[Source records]
[Start]

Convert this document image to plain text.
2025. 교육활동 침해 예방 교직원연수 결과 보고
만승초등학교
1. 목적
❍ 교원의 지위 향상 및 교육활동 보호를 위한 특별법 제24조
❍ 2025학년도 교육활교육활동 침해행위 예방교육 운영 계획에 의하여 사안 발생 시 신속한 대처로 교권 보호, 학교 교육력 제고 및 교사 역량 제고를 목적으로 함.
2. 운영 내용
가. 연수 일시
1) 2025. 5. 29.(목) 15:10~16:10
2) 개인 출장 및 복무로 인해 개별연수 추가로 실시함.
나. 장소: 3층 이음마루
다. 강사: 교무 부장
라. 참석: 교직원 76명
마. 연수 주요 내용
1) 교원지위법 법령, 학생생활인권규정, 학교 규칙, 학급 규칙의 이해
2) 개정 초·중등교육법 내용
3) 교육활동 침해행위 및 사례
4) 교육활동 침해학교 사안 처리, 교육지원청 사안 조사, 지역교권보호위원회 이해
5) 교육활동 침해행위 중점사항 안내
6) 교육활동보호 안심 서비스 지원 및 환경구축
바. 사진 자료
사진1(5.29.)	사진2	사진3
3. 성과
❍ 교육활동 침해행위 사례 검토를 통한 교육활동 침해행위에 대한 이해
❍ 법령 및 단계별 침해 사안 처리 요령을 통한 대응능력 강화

[End]

▶ What is expected: Copy out each line exactly.

▶ Correct response:
Convert this document image to plain text.
2025. 교육활동 침해 예방 교직원연수 결과 보고
만승초등학교
1. 목적
❍ 교원의 지위 향상 및 교육활동 보호를 위한 특별법 제24조
❍ 2025학년도 교육활교육활동 침해행위 예방교육 운영 계획에 의하여 사안 발생 시 신속한 대처로 교권 보호, 학교 교육력 제고 및 교사 역량 제고를 목적으로 함.
2. 운영 내용
가. 연수 일시
1) 2025. 5. 29.(목) 15:10~16:10
2) 개인 출장 및 복무로 인해 개별연수 추가로 실시함.
나. 장소: 3층 이음마루
다. 강사: 교무 부장
라. 참석: 교직원 76명
마. 연수 주요 내용
1) 교원지위법 법령, 학생생활인권규정, 학교 규칙, 학급 규칙의 이해
2) 개정 초·중등교육법 내용
3) 교육활동 침해행위 및 사례
4) 교육활동 침해학교 사안 처리, 교육지원청 사안 조사, 지역교권보호위원회 이해
5) 교육활동 침해행위 중점사항 안내
6) 교육활동보호 안심 서비스 지원 및 환경구축
바. 사진 자료
사진1(5.29.)	사진2	사진3
3. 성과
❍ 교육활동 침해행위 사례 검토를 통한 교육활동 침해행위에 대한 이해
❍ 법령 및 단계별 침해 사안 처리 요령을 통한 대응능력 강화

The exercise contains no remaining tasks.